**Extracted records**:

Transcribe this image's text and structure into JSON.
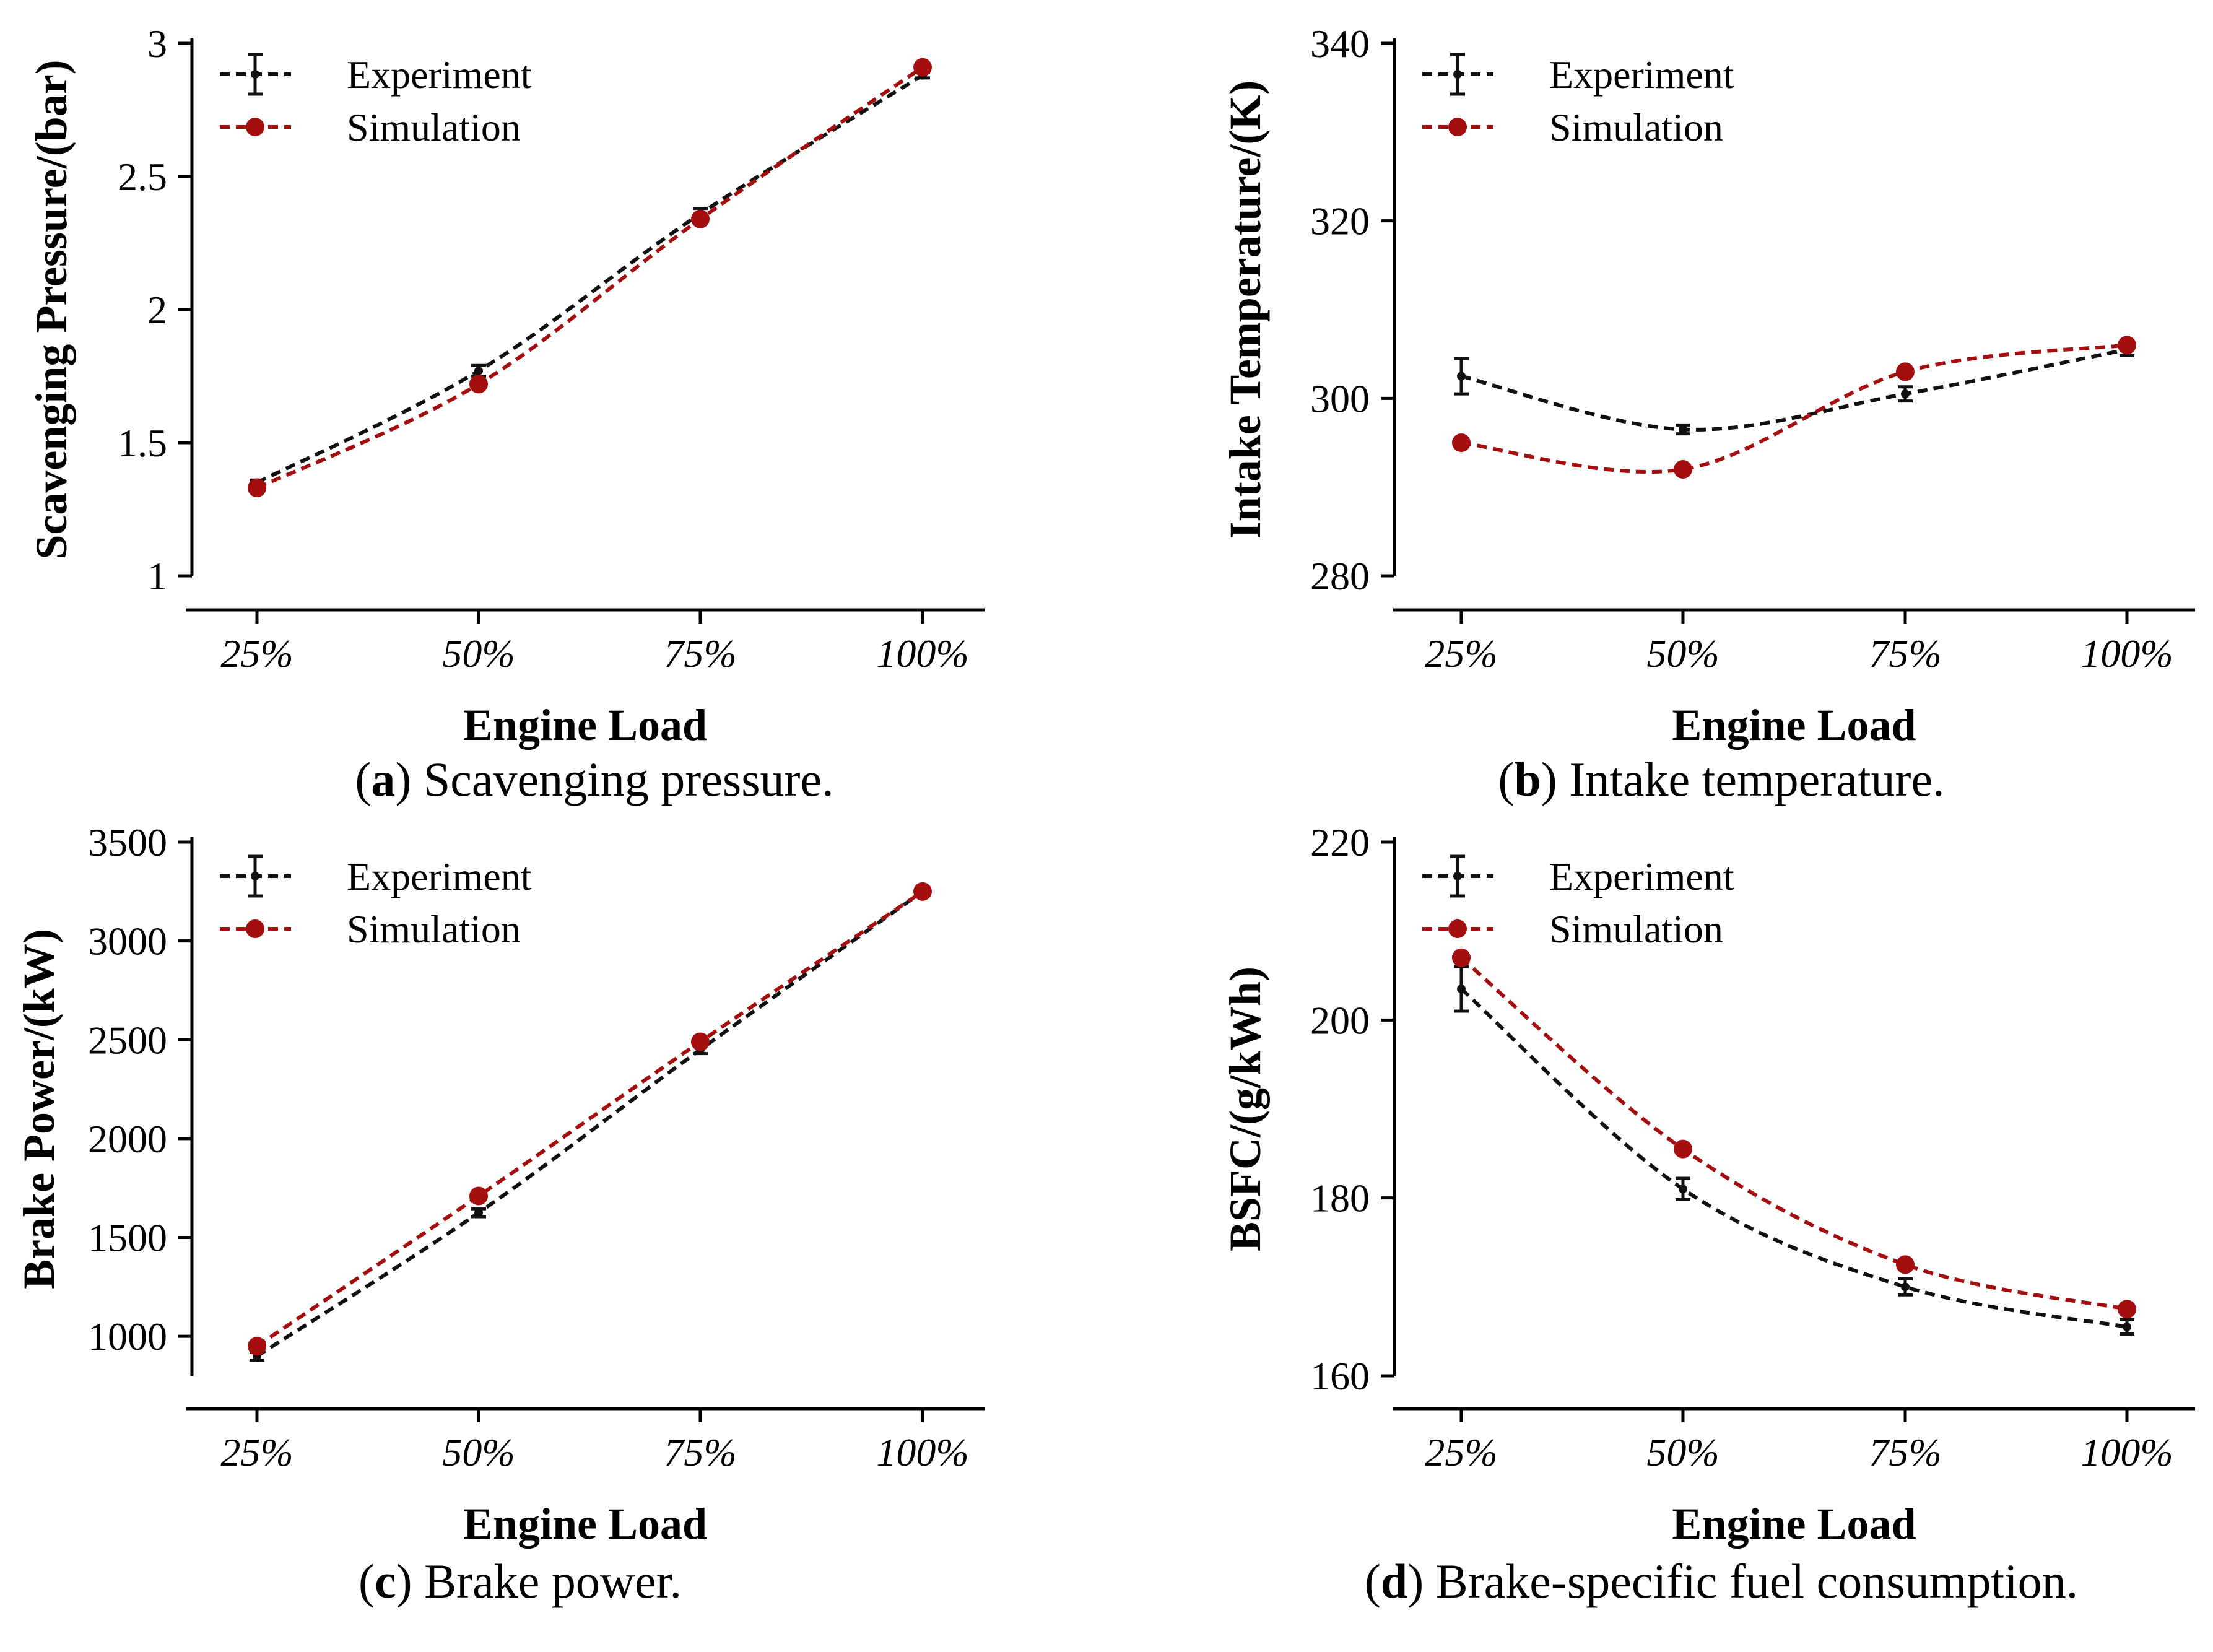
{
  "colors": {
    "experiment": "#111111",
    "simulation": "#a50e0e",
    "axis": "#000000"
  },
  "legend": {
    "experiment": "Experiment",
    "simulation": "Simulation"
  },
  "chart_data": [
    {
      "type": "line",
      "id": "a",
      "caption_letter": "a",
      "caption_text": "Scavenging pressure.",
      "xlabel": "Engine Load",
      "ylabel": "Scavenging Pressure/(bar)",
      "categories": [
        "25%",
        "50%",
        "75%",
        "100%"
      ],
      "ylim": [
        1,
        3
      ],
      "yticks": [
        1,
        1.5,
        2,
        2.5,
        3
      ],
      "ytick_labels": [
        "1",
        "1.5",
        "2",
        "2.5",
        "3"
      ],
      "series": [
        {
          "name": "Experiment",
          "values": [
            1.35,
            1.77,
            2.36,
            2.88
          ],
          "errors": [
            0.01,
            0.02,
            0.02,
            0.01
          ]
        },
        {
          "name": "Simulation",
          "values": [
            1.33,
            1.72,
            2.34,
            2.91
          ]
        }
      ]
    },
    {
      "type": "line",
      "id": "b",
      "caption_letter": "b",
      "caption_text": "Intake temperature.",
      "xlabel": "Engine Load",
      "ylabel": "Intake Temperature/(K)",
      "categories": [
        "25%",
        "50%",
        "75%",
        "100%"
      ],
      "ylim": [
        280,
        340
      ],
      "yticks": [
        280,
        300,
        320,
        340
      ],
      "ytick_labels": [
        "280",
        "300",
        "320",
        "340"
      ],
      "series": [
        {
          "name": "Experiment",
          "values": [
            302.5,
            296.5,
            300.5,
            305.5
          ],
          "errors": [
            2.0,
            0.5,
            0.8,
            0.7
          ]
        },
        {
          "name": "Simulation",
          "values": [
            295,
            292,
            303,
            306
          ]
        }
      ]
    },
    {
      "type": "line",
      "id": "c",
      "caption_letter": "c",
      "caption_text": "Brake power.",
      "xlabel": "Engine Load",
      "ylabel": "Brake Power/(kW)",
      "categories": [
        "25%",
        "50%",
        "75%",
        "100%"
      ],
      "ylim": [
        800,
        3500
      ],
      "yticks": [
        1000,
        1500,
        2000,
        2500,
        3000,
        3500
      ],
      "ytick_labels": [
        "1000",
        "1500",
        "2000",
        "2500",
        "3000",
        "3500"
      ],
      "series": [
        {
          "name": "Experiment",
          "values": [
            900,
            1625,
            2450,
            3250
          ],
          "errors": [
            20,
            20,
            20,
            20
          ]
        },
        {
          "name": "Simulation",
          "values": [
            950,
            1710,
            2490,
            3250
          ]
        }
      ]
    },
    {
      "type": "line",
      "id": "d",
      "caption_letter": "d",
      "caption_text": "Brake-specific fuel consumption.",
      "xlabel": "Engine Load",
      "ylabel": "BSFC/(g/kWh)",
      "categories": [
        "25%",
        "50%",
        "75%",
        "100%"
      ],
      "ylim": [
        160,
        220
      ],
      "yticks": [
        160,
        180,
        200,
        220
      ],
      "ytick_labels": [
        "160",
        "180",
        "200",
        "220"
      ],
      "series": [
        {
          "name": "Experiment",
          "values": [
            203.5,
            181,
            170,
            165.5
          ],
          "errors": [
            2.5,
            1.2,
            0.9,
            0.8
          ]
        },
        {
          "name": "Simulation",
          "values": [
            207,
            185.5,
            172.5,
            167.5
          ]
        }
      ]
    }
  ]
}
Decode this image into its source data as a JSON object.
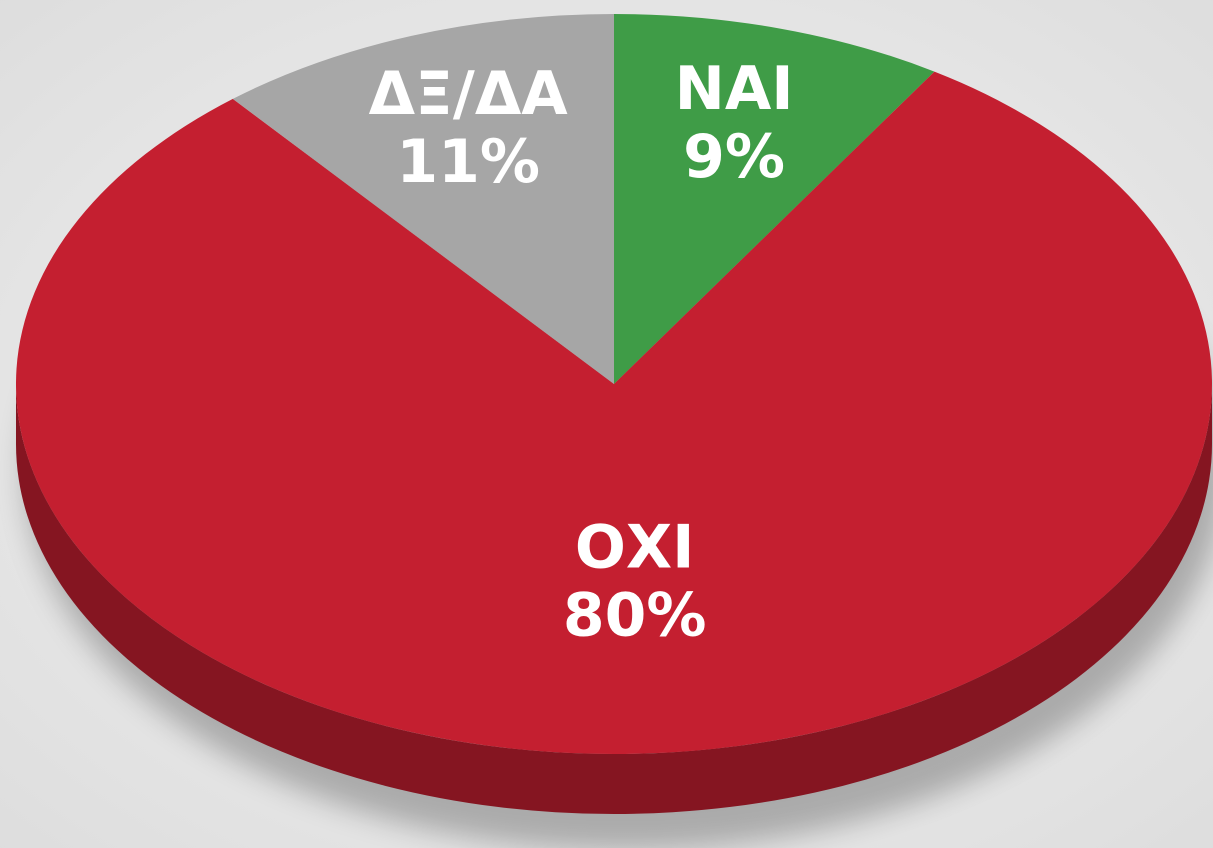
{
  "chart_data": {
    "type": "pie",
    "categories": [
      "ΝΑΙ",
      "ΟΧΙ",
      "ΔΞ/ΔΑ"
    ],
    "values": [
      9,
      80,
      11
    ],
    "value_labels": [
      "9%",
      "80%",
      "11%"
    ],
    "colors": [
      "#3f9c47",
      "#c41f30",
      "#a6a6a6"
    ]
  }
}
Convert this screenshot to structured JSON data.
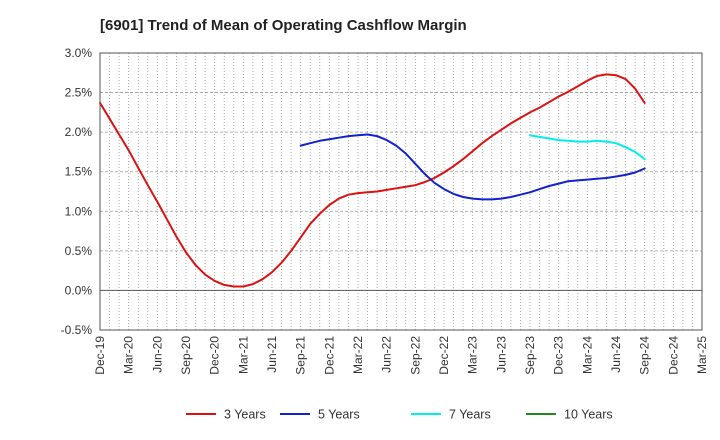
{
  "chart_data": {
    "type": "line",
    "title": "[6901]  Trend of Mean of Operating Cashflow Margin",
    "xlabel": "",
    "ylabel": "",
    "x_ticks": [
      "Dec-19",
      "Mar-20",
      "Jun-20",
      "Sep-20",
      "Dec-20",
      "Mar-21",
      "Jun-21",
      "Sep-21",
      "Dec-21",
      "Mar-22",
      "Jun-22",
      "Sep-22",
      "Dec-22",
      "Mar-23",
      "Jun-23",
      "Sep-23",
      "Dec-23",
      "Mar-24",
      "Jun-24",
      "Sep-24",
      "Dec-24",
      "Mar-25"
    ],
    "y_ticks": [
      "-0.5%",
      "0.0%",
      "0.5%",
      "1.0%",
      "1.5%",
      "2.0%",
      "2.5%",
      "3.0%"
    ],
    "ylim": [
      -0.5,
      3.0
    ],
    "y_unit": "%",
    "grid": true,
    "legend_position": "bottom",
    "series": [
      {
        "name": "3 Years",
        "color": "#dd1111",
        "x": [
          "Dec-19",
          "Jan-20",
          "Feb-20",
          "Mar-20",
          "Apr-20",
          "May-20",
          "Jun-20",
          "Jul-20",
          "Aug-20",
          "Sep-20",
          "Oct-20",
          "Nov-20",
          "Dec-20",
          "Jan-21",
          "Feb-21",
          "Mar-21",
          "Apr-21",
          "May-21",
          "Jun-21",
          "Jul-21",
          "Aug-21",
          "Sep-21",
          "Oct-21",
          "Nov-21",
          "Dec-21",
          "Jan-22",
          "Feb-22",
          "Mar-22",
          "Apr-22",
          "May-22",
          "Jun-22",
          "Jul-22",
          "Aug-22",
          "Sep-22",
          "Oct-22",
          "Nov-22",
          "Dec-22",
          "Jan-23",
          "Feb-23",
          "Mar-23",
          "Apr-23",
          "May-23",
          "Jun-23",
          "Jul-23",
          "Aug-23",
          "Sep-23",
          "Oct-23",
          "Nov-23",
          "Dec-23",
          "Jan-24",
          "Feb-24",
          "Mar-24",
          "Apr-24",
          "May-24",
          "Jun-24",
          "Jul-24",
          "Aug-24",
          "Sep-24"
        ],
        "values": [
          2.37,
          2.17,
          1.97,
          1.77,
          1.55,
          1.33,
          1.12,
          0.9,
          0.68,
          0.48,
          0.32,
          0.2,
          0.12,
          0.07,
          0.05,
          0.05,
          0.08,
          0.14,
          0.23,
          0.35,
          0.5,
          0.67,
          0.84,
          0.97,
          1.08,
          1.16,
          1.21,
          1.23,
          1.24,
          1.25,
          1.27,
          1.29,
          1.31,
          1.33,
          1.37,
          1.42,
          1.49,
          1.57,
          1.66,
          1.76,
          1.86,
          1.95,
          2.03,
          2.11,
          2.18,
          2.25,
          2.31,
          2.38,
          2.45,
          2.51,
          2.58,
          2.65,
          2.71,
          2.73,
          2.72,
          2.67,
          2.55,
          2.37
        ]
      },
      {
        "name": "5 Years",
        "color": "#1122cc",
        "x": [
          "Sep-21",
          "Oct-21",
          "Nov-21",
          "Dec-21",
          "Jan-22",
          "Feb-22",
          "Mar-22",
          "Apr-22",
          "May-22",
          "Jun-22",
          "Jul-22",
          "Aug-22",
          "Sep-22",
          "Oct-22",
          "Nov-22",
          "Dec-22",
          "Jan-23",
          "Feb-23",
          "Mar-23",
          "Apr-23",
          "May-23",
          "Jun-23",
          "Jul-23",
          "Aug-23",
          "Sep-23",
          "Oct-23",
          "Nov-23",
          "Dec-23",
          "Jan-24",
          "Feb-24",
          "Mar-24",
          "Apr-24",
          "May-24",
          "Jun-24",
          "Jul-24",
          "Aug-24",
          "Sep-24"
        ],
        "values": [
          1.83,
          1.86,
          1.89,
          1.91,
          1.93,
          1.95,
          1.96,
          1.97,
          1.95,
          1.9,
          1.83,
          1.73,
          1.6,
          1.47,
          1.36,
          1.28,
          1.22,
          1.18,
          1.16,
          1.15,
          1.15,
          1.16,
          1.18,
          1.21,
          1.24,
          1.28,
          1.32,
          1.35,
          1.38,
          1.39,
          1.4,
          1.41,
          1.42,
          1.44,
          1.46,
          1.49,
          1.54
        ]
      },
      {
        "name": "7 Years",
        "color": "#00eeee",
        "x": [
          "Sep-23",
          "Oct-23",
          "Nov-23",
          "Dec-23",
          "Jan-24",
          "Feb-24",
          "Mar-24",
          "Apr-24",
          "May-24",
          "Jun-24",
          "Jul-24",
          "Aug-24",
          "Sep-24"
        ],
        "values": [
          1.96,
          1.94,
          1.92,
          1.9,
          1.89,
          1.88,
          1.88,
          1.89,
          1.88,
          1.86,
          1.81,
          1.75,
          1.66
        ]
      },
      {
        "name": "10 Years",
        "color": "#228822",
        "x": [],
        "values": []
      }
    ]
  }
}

**Task description**: Copy out each line in the preceding records that contains "into".

**Written reply**:
Transcribe this image's text and structure into JSON.
Decode this image into its source data as a JSON object.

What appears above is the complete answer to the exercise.